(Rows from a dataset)

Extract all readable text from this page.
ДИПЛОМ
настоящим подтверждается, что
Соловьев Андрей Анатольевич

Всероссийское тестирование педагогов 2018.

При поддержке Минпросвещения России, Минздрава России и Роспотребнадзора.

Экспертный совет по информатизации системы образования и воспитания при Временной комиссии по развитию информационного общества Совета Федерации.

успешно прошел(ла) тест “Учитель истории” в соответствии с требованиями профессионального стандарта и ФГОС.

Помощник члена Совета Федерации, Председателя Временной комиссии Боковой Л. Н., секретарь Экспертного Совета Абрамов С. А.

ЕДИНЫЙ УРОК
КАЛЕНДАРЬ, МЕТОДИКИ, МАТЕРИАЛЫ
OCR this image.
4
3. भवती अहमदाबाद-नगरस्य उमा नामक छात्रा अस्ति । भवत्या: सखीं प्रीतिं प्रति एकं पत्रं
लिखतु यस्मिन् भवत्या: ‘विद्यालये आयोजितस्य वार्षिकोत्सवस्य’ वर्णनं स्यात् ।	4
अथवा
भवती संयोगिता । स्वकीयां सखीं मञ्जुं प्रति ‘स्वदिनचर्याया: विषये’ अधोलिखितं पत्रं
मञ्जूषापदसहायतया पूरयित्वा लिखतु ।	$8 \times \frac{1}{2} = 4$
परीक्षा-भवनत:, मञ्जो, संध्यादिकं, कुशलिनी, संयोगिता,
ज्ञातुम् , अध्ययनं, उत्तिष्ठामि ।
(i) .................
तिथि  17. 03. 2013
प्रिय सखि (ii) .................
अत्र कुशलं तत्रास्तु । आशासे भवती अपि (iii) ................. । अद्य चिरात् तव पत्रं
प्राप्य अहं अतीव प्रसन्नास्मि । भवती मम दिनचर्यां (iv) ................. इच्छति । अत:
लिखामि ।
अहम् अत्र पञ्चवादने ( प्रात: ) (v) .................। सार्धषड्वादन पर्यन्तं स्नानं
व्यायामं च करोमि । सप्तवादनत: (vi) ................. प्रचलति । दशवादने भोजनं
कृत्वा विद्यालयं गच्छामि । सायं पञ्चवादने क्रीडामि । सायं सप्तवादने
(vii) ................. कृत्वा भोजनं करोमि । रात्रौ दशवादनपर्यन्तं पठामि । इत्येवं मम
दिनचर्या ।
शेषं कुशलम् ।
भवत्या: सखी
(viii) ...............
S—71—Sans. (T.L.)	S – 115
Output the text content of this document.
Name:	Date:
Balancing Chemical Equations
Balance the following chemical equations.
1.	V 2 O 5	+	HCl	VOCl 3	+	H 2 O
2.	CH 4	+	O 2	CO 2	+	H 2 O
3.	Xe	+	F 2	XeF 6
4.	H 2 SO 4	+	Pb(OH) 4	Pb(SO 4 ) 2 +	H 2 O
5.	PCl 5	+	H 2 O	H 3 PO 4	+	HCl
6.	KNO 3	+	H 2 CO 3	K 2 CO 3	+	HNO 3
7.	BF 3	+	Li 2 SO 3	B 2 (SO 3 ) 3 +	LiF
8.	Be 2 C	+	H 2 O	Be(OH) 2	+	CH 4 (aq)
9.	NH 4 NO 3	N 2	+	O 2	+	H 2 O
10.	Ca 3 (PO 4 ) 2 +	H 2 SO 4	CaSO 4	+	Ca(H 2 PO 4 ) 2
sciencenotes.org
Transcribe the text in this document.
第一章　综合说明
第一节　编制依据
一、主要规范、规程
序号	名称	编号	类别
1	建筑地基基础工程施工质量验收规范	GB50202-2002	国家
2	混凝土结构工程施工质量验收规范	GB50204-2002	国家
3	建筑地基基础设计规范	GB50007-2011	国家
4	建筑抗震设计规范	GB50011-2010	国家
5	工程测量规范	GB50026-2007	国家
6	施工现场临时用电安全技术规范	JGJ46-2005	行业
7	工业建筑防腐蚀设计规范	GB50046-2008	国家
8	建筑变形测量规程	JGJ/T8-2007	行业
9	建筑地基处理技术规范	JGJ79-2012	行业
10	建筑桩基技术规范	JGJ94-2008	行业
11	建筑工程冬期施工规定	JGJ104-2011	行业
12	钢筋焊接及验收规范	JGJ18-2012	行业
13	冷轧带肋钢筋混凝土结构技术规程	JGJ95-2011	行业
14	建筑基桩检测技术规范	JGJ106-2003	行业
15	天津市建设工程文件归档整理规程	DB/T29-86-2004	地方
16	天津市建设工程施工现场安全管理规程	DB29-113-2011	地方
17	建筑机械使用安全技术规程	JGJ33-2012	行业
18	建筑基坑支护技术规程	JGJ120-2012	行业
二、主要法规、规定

### STATED GOAL:
Restate the records, all of them, precisely as written.

### OUTPUT:
Extract all readable text from this page.
ДИПЛОМ
настоящим подтверждается, что
Соловьев Андрей Анатольевич

Всероссийское тестирование педагогов 2018.

При поддержке Минпросвещения России, Минздрава России и Роспотребнадзора.

Экспертный совет по информатизации системы образования и воспитания при Временной комиссии по развитию информационного общества Совета Федерации.

успешно прошел(ла) тест “Учитель истории” в соответствии с требованиями профессионального стандарта и ФГОС.

Помощник члена Совета Федерации, Председателя Временной комиссии Боковой Л. Н., секретарь Экспертного Совета Абрамов С. А.

ЕДИНЫЙ УРОК
КАЛЕНДАРЬ, МЕТОДИКИ, МАТЕРИАЛЫ
OCR this image.
4
3. भवती अहमदाबाद-नगरस्य उमा नामक छात्रा अस्ति । भवत्या: सखीं प्रीतिं प्रति एकं पत्रं
लिखतु यस्मिन् भवत्या: ‘विद्यालये आयोजितस्य वार्षिकोत्सवस्य’ वर्णनं स्यात् ।	4
अथवा
भवती संयोगिता । स्वकीयां सखीं मञ्जुं प्रति ‘स्वदिनचर्याया: विषये’ अधोलिखितं पत्रं
मञ्जूषापदसहायतया पूरयित्वा लिखतु ।	$8 \times \frac{1}{2} = 4$
परीक्षा-भवनत:, मञ्जो, संध्यादिकं, कुशलिनी, संयोगिता,
ज्ञातुम् , अध्ययनं, उत्तिष्ठामि ।
(i) .................
तिथि  17. 03. 2013
प्रिय सखि (ii) .................
अत्र कुशलं तत्रास्तु । आशासे भवती अपि (iii) ................. । अद्य चिरात् तव पत्रं
प्राप्य अहं अतीव प्रसन्नास्मि । भवती मम दिनचर्यां (iv) ................. इच्छति । अत:
लिखामि ।
अहम् अत्र पञ्चवादने ( प्रात: ) (v) .................। सार्धषड्वादन पर्यन्तं स्नानं
व्यायामं च करोमि । सप्तवादनत: (vi) ................. प्रचलति । दशवादने भोजनं
कृत्वा विद्यालयं गच्छामि । सायं पञ्चवादने क्रीडामि । सायं सप्तवादने
(vii) ................. कृत्वा भोजनं करोमि । रात्रौ दशवादनपर्यन्तं पठामि । इत्येवं मम
दिनचर्या ।
शेषं कुशलम् ।
भवत्या: सखी
(viii) ...............
S—71—Sans. (T.L.)	S – 115
Output the text content of this document.
Name:	Date:
Balancing Chemical Equations
Balance the following chemical equations.
1.	V 2 O 5	+	HCl	VOCl 3	+	H 2 O
2.	CH 4	+	O 2	CO 2	+	H 2 O
3.	Xe	+	F 2	XeF 6
4.	H 2 SO 4	+	Pb(OH) 4	Pb(SO 4 ) 2 +	H 2 O
5.	PCl 5	+	H 2 O	H 3 PO 4	+	HCl
6.	KNO 3	+	H 2 CO 3	K 2 CO 3	+	HNO 3
7.	BF 3	+	Li 2 SO 3	B 2 (SO 3 ) 3 +	LiF
8.	Be 2 C	+	H 2 O	Be(OH) 2	+	CH 4 (aq)
9.	NH 4 NO 3	N 2	+	O 2	+	H 2 O
10.	Ca 3 (PO 4 ) 2 +	H 2 SO 4	CaSO 4	+	Ca(H 2 PO 4 ) 2
sciencenotes.org
Transcribe the text in this document.
第一章　综合说明
第一节　编制依据
一、主要规范、规程
序号	名称	编号	类别
1	建筑地基基础工程施工质量验收规范	GB50202-2002	国家
2	混凝土结构工程施工质量验收规范	GB50204-2002	国家
3	建筑地基基础设计规范	GB50007-2011	国家
4	建筑抗震设计规范	GB50011-2010	国家
5	工程测量规范	GB50026-2007	国家
6	施工现场临时用电安全技术规范	JGJ46-2005	行业
7	工业建筑防腐蚀设计规范	GB50046-2008	国家
8	建筑变形测量规程	JGJ/T8-2007	行业
9	建筑地基处理技术规范	JGJ79-2012	行业
10	建筑桩基技术规范	JGJ94-2008	行业
11	建筑工程冬期施工规定	JGJ104-2011	行业
12	钢筋焊接及验收规范	JGJ18-2012	行业
13	冷轧带肋钢筋混凝土结构技术规程	JGJ95-2011	行业
14	建筑基桩检测技术规范	JGJ106-2003	行业
15	天津市建设工程文件归档整理规程	DB/T29-86-2004	地方
16	天津市建设工程施工现场安全管理规程	DB29-113-2011	地方
17	建筑机械使用安全技术规程	JGJ33-2012	行业
18	建筑基坑支护技术规程	JGJ120-2012	行业
二、主要法规、规定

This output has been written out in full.